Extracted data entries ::
——
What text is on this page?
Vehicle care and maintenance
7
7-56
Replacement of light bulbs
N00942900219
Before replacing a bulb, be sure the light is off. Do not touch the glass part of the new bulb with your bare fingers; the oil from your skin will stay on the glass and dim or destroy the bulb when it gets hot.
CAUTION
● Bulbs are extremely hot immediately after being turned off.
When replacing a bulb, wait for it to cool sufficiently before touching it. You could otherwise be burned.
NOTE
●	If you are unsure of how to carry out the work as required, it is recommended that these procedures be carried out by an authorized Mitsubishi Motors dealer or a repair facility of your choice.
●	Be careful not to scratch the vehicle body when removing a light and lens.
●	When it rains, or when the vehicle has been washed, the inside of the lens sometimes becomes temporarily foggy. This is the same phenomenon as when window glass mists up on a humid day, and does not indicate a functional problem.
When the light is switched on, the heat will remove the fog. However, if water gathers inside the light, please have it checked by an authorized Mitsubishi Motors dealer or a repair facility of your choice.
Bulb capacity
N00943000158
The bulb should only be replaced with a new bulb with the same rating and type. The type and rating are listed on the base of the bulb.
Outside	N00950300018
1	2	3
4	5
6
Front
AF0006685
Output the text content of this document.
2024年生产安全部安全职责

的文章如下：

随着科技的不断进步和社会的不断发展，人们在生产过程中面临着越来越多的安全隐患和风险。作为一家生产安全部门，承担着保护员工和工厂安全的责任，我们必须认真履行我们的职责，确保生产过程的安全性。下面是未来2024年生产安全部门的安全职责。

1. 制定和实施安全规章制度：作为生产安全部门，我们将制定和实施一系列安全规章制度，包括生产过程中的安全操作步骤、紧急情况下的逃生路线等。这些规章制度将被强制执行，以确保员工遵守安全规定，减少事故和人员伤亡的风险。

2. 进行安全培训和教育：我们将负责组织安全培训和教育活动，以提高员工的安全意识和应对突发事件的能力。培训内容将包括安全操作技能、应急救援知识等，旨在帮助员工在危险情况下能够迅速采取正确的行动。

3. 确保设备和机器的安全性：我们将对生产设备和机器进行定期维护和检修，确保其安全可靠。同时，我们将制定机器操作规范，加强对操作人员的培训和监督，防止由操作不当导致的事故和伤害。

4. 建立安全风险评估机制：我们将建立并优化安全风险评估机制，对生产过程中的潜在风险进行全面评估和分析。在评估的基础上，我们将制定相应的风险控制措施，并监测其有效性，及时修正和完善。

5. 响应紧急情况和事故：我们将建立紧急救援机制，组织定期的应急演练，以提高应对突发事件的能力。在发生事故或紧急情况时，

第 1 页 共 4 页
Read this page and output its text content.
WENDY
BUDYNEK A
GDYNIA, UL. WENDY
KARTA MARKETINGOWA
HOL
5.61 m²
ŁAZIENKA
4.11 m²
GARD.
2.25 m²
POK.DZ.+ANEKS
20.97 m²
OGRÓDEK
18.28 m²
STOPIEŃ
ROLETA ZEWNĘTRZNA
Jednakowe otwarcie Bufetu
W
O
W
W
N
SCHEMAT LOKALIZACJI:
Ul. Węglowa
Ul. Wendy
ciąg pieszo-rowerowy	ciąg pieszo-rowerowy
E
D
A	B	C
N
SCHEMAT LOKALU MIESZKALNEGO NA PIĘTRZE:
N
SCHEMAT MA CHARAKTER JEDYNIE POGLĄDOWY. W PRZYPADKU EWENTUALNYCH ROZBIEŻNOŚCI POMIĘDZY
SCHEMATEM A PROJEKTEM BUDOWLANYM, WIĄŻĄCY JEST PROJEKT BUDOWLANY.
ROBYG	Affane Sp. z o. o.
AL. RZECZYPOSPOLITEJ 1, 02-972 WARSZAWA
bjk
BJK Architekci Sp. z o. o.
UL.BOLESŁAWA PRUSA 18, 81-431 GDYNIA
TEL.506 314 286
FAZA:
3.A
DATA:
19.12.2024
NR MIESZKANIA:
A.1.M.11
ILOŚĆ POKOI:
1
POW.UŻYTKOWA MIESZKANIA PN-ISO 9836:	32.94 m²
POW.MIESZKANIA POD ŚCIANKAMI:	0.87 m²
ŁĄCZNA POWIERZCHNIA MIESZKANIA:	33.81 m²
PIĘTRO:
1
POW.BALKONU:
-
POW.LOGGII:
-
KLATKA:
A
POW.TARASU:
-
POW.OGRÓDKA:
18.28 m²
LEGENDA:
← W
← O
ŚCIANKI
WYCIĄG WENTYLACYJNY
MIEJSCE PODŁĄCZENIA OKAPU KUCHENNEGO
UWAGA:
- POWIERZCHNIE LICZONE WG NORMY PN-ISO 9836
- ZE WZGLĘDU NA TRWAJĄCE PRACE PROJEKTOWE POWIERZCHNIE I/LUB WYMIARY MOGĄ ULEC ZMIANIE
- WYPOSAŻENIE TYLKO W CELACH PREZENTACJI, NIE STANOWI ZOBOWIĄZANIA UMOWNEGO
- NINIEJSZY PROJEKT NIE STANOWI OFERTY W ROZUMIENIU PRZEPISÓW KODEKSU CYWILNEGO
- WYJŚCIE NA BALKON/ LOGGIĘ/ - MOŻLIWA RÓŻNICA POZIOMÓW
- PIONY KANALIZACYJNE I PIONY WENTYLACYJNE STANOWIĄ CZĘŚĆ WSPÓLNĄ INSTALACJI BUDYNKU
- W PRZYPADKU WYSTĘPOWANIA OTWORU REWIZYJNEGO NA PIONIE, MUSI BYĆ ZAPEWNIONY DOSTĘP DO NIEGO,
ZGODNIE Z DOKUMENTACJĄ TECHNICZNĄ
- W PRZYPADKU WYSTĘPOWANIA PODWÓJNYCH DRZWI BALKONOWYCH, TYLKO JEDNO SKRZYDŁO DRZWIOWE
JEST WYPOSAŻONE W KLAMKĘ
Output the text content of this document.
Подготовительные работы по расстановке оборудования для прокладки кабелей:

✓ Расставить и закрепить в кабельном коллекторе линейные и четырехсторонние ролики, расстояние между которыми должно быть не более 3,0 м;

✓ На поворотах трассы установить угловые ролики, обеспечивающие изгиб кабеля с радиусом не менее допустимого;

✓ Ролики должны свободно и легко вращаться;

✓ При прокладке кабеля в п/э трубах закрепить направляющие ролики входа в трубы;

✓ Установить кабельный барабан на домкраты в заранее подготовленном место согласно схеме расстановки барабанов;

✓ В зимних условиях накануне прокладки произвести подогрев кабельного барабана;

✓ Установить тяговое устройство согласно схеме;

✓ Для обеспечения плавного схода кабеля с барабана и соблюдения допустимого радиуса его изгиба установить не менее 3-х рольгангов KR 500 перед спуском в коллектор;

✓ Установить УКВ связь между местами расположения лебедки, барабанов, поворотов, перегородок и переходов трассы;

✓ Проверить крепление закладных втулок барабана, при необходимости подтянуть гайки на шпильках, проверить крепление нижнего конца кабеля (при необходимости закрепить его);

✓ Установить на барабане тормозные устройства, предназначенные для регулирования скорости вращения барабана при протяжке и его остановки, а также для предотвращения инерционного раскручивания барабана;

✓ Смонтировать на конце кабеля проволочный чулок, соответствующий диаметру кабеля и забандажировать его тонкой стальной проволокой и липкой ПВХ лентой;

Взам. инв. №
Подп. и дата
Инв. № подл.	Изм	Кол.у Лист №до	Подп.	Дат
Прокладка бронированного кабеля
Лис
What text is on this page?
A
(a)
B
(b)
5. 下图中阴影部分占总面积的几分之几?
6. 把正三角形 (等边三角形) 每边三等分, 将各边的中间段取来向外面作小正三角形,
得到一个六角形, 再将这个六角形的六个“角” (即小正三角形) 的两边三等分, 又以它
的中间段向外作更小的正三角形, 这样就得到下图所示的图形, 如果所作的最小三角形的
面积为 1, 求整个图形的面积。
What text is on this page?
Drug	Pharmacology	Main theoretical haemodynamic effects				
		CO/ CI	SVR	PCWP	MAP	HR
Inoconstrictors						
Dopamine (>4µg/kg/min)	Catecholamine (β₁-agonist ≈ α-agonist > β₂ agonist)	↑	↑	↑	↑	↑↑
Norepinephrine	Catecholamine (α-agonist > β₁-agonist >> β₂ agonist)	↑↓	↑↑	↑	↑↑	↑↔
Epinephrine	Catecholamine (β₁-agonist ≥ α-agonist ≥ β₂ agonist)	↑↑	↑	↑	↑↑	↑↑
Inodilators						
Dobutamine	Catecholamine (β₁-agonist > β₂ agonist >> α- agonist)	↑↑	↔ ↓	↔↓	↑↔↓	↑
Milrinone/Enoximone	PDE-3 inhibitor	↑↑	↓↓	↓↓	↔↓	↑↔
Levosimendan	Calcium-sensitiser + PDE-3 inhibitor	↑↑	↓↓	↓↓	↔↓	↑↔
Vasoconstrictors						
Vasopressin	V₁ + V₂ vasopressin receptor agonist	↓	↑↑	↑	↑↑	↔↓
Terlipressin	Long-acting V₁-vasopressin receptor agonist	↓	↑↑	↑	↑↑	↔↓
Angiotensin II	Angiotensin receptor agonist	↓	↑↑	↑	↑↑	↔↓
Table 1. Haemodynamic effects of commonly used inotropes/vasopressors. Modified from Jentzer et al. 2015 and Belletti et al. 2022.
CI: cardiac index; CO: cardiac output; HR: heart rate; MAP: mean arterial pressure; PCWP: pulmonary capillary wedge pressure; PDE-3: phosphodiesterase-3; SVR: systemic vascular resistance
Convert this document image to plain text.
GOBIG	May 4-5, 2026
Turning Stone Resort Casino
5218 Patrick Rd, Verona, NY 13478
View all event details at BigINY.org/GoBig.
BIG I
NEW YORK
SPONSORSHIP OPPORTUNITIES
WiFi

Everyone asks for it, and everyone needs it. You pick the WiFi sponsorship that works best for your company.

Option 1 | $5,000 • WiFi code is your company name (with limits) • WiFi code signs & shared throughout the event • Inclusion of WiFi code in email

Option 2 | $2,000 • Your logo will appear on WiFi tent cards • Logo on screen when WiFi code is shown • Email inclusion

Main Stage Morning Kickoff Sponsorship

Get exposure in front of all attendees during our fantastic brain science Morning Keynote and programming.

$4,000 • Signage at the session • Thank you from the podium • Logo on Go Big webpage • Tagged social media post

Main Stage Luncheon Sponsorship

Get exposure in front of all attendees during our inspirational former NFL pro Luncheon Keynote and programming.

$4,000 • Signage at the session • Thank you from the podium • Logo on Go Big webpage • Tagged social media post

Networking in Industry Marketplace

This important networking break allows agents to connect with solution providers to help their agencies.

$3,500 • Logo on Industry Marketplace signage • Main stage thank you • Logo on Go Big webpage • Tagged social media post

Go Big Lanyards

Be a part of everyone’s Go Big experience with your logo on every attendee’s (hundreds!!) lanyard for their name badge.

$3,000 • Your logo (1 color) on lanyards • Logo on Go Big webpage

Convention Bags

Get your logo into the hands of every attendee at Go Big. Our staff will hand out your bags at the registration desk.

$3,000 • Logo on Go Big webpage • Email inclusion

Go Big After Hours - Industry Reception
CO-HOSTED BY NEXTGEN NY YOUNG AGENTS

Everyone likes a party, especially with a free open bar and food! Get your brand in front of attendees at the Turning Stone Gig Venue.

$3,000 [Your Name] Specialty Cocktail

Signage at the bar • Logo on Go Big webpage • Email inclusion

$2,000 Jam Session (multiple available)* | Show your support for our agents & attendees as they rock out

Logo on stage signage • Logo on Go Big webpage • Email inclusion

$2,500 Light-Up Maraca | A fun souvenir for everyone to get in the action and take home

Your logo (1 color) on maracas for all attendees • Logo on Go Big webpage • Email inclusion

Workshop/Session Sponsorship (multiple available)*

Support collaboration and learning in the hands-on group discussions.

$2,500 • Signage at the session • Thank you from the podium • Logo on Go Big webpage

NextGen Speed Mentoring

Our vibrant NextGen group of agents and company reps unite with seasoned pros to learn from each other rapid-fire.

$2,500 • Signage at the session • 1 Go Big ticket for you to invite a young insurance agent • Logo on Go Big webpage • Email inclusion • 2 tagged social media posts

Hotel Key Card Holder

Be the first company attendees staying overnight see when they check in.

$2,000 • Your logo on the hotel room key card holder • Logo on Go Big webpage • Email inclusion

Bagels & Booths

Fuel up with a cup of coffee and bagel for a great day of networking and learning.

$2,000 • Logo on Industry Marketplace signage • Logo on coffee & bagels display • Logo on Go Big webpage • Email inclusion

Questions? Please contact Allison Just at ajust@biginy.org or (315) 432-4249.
——
YOUR TASK ::
Filter the records, keeping only lines that contain "agonist", and show those lines.

ANSWER IN FULL ::
Dopamine (>4µg/kg/min)	Catecholamine (β₁-agonist ≈ α-agonist > β₂ agonist)	↑	↑	↑	↑	↑↑
Norepinephrine	Catecholamine (α-agonist > β₁-agonist >> β₂ agonist)	↑↓	↑↑	↑	↑↑	↑↔
Epinephrine	Catecholamine (β₁-agonist ≥ α-agonist ≥ β₂ agonist)	↑↑	↑	↑	↑↑	↑↑
Dobutamine	Catecholamine (β₁-agonist > β₂ agonist >> α- agonist)	↑↑	↔ ↓	↔↓	↑↔↓	↑
Vasopressin	V₁ + V₂ vasopressin receptor agonist	↓	↑↑	↑	↑↑	↔↓
Terlipressin	Long-acting V₁-vasopressin receptor agonist	↓	↑↑	↑	↑↑	↔↓
Angiotensin II	Angiotensin receptor agonist	↓	↑↑	↑	↑↑	↔↓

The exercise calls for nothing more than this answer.